■ **Written exercise**
Drop every picture, then transcribe the remaining data exactly.

■ **Input material**
• • • • •
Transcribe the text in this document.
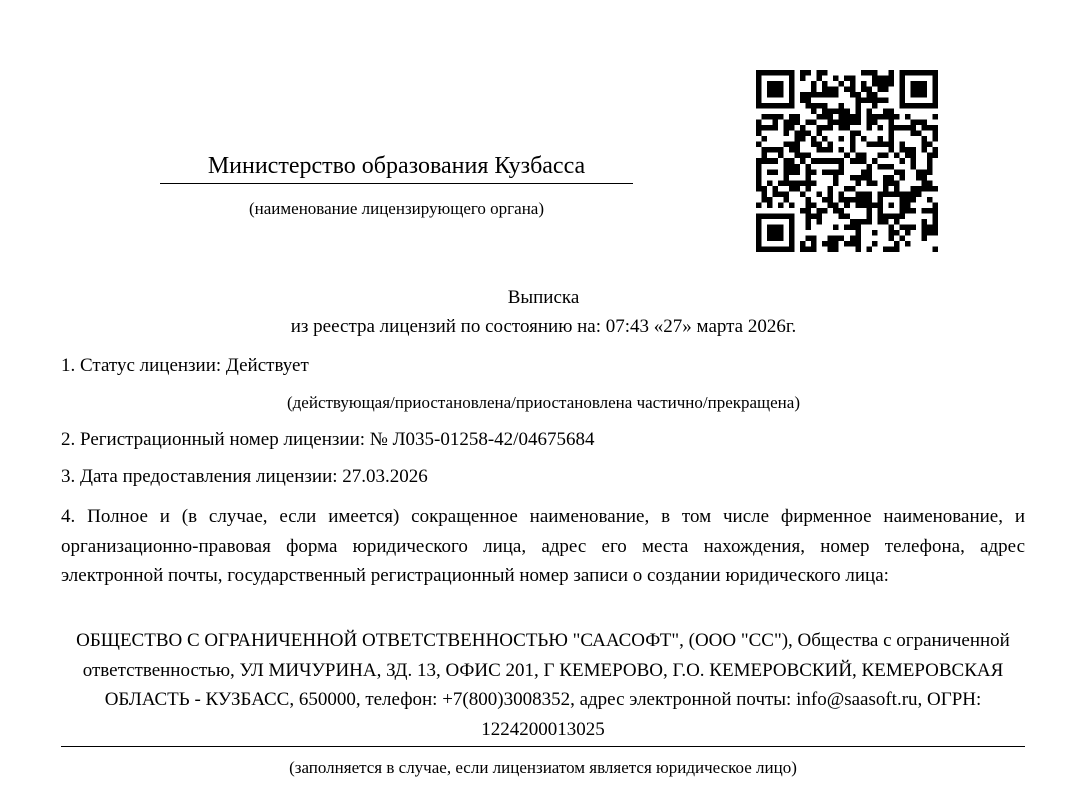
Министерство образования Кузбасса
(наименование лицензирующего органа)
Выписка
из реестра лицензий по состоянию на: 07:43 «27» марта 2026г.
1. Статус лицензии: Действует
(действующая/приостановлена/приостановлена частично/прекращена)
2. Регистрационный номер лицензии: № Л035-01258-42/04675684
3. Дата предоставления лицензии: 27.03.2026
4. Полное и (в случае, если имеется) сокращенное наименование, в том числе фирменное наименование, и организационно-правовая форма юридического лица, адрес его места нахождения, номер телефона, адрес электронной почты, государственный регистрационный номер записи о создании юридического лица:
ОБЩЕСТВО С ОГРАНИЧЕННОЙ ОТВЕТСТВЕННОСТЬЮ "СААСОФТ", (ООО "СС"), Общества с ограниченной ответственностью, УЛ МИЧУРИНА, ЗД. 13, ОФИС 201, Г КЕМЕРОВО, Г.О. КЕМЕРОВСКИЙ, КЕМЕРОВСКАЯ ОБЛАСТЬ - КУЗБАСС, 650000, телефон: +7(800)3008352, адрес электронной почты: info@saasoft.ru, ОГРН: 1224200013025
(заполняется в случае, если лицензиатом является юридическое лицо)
• • • • •
■ **Result**
Transcribe the text in this document.
Министерство образования Кузбасса
(наименование лицензирующего органа)
Выписка
из реестра лицензий по состоянию на: 07:43 «27» марта 2026г.
1. Статус лицензии: Действует
(действующая/приостановлена/приостановлена частично/прекращена)
2. Регистрационный номер лицензии: № Л035-01258-42/04675684
3. Дата предоставления лицензии: 27.03.2026
4. Полное и (в случае, если имеется) сокращенное наименование, в том числе фирменное наименование, и организационно-правовая форма юридического лица, адрес его места нахождения, номер телефона, адрес электронной почты, государственный регистрационный номер записи о создании юридического лица:
ОБЩЕСТВО С ОГРАНИЧЕННОЙ ОТВЕТСТВЕННОСТЬЮ "СААСОФТ", (ООО "СС"), Общества с ограниченной ответственностью, УЛ МИЧУРИНА, ЗД. 13, ОФИС 201, Г КЕМЕРОВО, Г.О. КЕМЕРОВСКИЙ, КЕМЕРОВСКАЯ ОБЛАСТЬ - КУЗБАСС, 650000, телефон: +7(800)3008352, адрес электронной почты: info@saasoft.ru, ОГРН: 1224200013025
(заполняется в случае, если лицензиатом является юридическое лицо)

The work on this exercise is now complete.